Listed records:
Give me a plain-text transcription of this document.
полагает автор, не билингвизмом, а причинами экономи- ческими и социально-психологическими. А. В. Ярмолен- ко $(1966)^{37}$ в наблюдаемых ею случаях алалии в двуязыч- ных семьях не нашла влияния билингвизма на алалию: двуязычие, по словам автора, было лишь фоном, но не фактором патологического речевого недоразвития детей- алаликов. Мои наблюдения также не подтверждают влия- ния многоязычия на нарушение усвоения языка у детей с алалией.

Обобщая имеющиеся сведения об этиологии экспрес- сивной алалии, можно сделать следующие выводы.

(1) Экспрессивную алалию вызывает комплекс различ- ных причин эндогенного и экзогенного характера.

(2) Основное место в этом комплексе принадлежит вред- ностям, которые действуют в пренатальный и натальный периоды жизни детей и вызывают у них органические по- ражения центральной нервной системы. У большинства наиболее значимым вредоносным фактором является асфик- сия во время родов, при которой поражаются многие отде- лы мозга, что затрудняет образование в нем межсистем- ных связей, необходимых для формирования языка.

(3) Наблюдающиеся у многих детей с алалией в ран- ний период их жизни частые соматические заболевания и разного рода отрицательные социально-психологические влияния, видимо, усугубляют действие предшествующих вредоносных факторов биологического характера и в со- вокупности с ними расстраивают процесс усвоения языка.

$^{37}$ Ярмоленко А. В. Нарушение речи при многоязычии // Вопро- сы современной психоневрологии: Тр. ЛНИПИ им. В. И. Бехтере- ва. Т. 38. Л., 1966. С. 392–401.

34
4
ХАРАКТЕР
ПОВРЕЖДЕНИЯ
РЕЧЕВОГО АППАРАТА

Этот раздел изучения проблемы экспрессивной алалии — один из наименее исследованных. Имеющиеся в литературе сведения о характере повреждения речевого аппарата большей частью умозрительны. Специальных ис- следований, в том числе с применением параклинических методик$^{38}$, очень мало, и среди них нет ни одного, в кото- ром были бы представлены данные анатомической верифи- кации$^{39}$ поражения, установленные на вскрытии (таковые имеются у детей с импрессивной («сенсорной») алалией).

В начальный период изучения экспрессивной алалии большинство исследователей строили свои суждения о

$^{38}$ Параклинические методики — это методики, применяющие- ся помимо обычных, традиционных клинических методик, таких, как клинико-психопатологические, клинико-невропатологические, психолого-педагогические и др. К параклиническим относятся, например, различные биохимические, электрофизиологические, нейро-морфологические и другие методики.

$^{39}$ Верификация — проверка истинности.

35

Problem details: Note every line above where the string "алалии" shows up, and copy those lines.

Problem solution:
полагает автор, не билингвизмом, а причинами экономи- ческими и социально-психологическими. А. В. Ярмолен- ко $(1966)^{37}$ в наблюдаемых ею случаях алалии в двуязыч- ных семьях не нашла влияния билингвизма на алалию: двуязычие, по словам автора, было лишь фоном, но не фактором патологического речевого недоразвития детей- алаликов. Мои наблюдения также не подтверждают влия- ния многоязычия на нарушение усвоения языка у детей с алалией.
Обобщая имеющиеся сведения об этиологии экспрес- сивной алалии, можно сделать следующие выводы.
Этот раздел изучения проблемы экспрессивной алалии — один из наименее исследованных. Имеющиеся в литературе сведения о характере повреждения речевого аппарата большей частью умозрительны. Специальных ис- следований, в том числе с применением параклинических методик$^{38}$, очень мало, и среди них нет ни одного, в кото- ром были бы представлены данные анатомической верифи- кации$^{39}$ поражения, установленные на вскрытии (таковые имеются у детей с импрессивной («сенсорной») алалией).
В начальный период изучения экспрессивной алалии большинство исследователей строили свои суждения о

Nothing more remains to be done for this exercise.